- AIM -
Reproduce each line bearing the word "text".

#####

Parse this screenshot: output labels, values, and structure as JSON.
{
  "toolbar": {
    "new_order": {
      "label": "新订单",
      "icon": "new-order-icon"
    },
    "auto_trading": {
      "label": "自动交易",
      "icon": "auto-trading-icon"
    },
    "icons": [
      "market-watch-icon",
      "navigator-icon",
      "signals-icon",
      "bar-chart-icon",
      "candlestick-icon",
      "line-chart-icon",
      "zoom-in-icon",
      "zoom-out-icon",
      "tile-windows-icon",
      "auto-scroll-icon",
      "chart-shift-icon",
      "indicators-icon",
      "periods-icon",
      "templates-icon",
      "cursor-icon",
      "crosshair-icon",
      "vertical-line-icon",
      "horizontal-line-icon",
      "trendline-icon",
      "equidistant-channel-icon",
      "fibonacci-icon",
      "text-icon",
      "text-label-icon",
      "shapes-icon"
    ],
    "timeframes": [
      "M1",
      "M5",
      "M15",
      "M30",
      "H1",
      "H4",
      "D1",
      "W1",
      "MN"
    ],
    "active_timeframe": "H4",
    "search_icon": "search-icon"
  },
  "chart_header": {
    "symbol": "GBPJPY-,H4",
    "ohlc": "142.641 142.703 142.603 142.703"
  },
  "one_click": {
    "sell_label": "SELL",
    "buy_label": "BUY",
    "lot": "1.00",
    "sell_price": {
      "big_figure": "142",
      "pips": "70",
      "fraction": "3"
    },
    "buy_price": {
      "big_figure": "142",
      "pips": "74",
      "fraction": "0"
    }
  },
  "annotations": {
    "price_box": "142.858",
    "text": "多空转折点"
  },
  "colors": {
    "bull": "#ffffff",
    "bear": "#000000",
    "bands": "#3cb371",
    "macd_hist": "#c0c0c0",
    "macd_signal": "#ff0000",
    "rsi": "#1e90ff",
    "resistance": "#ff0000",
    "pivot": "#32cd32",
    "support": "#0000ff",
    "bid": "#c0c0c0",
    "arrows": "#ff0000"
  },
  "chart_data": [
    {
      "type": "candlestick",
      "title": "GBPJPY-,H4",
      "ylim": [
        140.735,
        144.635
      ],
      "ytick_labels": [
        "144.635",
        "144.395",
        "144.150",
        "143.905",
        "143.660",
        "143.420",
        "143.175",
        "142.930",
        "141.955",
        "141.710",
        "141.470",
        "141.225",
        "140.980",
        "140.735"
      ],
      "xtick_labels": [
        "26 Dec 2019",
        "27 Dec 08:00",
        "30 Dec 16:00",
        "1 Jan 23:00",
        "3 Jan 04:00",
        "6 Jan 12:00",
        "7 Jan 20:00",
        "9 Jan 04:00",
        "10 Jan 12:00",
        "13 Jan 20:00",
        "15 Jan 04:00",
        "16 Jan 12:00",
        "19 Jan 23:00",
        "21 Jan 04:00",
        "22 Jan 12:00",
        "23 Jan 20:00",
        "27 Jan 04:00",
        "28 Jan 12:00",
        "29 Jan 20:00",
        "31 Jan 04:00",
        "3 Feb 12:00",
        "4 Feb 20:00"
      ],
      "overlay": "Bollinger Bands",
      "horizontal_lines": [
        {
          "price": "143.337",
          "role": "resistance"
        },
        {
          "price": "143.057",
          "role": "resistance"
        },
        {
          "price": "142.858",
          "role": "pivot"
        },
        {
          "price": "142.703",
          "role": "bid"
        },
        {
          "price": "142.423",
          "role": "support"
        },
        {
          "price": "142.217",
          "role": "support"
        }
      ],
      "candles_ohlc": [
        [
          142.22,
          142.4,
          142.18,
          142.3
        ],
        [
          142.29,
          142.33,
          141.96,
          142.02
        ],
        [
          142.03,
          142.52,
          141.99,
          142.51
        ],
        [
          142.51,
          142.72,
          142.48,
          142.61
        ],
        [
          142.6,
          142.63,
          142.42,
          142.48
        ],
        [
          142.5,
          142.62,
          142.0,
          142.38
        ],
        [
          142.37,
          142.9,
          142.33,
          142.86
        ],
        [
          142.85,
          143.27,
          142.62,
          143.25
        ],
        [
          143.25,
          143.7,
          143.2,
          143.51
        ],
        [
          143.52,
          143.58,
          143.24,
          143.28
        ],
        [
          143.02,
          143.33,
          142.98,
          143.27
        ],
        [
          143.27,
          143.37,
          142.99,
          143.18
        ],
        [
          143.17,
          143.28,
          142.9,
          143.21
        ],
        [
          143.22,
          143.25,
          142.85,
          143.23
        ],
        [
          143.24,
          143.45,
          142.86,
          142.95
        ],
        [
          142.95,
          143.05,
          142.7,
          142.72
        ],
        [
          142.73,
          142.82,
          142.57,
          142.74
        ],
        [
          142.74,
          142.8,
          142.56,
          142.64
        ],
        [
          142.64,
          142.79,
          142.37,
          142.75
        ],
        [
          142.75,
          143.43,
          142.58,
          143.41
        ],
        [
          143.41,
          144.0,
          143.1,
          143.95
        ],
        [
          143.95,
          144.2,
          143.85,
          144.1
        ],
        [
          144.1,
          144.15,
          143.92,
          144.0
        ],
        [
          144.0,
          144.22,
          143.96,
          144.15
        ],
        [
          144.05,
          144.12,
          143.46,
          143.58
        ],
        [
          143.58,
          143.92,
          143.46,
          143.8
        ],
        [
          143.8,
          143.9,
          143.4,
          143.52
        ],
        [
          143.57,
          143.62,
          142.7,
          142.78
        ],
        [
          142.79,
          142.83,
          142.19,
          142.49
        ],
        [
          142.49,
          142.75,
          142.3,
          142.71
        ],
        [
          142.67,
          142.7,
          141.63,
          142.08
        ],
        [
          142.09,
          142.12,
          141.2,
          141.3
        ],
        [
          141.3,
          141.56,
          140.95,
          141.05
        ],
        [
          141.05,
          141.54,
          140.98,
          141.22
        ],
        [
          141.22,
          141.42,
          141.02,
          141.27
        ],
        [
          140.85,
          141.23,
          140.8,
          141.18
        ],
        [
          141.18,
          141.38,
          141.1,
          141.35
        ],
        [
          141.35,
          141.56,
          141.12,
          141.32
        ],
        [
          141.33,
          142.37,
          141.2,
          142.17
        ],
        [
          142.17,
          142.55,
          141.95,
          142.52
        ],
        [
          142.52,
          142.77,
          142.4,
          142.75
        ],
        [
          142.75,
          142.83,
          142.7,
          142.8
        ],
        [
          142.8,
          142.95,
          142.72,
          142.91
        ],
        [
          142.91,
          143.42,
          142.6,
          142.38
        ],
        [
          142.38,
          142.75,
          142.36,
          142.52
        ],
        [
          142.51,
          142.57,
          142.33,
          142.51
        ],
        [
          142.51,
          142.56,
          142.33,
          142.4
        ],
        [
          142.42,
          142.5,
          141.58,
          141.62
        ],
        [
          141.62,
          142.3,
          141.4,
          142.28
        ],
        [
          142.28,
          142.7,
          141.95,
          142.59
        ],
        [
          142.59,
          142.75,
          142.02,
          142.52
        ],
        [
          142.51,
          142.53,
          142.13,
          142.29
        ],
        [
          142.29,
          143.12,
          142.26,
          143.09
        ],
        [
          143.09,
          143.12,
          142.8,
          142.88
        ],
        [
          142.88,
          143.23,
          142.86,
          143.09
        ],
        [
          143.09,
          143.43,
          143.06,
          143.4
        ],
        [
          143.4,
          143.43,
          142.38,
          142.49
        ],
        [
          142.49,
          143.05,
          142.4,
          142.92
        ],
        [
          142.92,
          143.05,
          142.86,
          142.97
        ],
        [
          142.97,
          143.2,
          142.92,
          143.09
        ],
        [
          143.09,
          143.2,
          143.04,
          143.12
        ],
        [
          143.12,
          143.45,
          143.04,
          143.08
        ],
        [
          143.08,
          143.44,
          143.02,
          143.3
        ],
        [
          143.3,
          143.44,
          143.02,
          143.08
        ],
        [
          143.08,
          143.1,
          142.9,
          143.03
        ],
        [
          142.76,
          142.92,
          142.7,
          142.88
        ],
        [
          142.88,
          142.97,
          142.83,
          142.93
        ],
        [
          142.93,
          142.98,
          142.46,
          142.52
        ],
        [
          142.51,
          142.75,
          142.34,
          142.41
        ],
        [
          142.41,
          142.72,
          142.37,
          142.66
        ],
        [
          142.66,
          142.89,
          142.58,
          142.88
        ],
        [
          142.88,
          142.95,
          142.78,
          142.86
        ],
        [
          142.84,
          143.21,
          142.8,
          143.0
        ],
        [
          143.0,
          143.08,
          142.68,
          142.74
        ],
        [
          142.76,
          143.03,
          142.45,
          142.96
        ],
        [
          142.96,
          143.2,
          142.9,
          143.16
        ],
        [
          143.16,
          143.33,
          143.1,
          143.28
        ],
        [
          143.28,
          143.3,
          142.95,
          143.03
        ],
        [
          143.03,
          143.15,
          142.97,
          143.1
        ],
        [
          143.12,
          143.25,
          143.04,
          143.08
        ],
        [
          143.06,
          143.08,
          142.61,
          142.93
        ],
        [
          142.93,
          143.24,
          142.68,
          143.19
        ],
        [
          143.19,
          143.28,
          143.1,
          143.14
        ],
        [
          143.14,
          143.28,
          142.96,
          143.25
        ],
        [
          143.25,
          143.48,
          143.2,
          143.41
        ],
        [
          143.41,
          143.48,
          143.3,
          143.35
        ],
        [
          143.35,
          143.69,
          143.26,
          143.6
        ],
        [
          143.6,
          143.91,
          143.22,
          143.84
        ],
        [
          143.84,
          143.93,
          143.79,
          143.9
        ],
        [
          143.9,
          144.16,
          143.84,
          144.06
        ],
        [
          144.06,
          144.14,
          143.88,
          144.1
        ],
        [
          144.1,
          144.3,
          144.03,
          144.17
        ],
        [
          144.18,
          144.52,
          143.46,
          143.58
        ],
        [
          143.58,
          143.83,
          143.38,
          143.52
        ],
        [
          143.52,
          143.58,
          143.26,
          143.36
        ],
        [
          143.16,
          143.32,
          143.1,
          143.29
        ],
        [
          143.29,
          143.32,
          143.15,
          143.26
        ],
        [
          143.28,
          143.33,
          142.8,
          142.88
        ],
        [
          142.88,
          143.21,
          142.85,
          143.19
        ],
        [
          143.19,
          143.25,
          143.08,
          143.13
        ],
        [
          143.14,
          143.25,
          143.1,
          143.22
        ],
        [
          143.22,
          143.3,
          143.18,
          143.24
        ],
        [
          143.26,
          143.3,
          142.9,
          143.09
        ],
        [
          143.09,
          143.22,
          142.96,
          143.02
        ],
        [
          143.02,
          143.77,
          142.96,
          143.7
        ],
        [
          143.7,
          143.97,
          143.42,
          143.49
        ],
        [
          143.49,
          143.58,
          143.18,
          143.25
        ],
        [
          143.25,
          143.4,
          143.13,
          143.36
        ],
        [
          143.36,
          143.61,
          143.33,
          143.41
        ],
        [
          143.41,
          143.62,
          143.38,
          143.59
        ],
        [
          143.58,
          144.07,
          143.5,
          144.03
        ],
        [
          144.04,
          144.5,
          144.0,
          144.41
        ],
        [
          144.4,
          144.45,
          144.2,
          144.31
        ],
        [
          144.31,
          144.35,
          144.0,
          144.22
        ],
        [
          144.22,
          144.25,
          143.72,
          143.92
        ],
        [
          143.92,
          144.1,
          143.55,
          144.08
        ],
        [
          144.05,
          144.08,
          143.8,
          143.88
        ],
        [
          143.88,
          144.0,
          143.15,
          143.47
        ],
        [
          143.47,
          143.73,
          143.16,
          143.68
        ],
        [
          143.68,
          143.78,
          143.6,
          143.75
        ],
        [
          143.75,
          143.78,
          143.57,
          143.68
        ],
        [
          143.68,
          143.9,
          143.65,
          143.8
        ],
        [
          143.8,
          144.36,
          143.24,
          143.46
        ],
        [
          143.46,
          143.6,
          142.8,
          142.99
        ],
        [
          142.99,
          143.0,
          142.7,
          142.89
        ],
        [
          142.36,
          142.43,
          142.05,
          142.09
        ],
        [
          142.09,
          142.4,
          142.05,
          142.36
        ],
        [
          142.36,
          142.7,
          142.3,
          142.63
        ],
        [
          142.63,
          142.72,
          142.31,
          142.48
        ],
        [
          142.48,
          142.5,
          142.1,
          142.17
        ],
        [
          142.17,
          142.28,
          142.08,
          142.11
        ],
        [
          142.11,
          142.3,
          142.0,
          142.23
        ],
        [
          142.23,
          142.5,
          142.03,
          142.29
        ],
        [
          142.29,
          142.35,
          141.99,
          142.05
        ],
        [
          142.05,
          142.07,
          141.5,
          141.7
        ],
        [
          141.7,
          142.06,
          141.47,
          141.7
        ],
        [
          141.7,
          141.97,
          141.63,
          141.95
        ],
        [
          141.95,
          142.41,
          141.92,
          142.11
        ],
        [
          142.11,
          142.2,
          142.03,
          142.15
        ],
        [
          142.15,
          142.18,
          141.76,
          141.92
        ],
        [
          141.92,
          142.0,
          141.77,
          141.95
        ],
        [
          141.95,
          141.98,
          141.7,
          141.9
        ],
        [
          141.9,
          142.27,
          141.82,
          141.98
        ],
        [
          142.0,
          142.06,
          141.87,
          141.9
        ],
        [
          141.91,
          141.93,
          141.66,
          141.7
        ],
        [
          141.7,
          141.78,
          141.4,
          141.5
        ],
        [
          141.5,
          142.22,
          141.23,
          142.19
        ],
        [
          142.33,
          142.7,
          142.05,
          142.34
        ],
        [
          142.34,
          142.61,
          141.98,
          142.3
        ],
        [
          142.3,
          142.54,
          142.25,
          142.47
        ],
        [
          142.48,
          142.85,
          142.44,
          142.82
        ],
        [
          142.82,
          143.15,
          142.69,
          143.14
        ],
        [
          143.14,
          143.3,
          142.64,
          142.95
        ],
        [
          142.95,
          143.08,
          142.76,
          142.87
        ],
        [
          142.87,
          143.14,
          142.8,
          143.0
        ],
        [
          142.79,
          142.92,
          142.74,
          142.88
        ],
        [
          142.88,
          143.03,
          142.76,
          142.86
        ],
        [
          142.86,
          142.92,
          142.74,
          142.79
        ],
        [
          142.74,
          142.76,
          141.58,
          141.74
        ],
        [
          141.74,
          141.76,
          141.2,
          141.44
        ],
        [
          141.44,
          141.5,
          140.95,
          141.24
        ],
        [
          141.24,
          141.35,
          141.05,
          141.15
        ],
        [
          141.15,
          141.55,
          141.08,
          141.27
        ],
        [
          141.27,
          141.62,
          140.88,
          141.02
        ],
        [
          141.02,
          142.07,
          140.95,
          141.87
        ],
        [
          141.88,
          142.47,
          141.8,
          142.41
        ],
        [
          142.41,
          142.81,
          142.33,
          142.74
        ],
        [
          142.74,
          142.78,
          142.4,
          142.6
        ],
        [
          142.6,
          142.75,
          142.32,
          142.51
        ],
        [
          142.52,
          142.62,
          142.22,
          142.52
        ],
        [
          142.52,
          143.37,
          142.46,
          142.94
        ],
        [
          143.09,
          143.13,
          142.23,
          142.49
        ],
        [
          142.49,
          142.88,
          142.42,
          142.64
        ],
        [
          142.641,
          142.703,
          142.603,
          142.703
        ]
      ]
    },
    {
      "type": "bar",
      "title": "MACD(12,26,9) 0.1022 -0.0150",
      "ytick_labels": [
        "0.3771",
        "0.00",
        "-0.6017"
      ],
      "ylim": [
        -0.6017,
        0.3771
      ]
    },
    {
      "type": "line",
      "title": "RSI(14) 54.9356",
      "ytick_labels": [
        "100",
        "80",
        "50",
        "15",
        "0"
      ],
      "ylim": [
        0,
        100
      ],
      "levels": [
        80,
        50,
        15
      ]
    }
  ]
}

#####

- ANSWER -
      "text-icon",
      "text-label-icon",
    "text": "多空转折点"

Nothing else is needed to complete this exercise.